:: Problem statement ::
In the entries below, count every line containing "screenshot". Return the number and nothing else.

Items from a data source

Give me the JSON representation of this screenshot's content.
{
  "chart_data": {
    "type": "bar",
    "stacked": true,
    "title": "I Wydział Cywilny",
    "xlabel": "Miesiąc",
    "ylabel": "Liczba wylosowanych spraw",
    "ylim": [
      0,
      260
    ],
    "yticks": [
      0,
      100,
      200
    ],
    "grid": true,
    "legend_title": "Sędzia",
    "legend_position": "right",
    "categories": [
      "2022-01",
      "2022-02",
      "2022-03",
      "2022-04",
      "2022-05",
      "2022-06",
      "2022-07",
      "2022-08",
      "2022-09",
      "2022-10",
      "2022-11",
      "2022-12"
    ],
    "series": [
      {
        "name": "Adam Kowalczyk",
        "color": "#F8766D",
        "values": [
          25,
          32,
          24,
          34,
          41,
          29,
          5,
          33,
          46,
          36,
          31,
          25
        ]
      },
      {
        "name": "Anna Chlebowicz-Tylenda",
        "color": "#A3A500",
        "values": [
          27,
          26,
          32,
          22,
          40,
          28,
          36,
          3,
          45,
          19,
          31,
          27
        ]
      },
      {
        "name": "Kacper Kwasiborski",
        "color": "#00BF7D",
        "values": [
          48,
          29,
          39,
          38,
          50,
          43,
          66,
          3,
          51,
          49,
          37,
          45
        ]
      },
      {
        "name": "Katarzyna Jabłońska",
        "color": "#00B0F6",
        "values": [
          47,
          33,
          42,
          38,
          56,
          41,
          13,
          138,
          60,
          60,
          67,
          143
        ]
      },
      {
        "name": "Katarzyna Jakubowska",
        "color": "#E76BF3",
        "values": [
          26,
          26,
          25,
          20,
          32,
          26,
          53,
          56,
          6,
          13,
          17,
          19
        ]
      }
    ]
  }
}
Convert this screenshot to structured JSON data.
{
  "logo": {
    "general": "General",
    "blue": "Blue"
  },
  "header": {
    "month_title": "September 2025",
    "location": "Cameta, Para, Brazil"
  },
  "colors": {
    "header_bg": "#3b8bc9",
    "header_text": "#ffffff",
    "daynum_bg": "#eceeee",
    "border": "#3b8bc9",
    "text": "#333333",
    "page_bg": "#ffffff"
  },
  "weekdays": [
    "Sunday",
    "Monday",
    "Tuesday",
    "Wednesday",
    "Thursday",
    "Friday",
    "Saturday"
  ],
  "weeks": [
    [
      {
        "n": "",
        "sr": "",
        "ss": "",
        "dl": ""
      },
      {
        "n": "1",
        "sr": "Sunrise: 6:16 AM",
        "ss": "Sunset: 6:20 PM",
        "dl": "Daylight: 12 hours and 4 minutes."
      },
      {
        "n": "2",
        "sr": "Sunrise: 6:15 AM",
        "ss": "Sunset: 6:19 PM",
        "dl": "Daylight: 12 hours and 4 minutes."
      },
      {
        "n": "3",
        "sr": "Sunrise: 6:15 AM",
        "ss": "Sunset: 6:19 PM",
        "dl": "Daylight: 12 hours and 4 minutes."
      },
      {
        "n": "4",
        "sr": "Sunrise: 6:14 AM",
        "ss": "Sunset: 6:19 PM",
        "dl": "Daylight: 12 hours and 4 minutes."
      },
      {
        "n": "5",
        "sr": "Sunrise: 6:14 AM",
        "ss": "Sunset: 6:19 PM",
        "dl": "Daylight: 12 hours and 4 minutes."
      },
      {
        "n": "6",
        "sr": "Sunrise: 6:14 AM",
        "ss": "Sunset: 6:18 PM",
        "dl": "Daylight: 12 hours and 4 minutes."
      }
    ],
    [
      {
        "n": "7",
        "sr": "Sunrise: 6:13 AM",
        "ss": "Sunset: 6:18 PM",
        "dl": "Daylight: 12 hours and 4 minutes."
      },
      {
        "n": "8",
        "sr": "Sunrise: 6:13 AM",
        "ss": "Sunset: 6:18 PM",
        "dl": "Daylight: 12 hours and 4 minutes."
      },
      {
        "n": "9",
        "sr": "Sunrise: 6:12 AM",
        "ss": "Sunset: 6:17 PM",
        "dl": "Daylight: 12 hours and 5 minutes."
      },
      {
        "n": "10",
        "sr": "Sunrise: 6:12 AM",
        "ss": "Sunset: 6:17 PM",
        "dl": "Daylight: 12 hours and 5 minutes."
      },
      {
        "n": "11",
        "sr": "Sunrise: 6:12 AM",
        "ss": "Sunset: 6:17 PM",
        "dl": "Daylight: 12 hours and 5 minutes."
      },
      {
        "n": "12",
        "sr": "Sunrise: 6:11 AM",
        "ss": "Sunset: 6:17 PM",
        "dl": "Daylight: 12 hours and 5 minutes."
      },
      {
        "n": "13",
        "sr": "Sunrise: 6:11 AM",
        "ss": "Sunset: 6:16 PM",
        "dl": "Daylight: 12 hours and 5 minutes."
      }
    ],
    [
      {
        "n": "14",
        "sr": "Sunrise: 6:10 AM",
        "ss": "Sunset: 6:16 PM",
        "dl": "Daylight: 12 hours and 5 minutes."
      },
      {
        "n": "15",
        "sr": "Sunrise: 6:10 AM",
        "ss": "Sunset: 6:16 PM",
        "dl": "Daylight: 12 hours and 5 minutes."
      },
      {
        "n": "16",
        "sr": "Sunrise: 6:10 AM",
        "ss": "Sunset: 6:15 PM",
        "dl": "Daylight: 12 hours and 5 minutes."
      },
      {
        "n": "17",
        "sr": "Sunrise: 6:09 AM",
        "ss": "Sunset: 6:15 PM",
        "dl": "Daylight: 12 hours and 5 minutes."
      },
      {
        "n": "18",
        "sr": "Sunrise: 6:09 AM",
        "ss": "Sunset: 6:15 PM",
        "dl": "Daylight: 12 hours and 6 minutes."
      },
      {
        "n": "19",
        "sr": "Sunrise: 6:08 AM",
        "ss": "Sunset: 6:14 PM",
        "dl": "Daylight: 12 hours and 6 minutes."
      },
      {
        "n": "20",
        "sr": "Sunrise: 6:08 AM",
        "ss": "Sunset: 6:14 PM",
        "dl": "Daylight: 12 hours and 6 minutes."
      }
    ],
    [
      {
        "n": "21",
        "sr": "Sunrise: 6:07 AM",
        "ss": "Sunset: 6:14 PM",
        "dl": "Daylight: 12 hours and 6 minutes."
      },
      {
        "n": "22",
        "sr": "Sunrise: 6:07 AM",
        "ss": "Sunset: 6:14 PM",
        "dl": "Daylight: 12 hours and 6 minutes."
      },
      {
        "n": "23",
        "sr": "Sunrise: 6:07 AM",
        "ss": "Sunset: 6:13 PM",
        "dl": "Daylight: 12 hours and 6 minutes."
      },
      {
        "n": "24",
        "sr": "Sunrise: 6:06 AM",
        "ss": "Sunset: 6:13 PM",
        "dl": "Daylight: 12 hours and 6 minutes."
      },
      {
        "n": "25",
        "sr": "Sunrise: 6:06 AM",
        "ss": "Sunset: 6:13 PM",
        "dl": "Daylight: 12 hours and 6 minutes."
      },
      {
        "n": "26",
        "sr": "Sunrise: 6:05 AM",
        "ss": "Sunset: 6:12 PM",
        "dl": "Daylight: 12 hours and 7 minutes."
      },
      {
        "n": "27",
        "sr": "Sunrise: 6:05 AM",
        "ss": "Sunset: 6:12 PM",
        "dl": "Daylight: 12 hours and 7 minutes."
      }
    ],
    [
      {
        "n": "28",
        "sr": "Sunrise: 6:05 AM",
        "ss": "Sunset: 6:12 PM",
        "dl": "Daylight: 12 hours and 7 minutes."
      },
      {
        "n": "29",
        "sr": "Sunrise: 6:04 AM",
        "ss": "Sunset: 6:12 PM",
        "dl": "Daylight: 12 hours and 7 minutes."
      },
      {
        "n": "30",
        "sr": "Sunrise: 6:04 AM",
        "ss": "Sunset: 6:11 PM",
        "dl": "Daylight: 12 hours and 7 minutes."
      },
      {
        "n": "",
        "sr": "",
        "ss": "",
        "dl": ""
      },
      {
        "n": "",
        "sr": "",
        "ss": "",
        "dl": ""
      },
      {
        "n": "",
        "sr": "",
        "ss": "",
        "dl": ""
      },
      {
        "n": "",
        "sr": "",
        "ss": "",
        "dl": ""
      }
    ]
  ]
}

:: Exercise result ::
2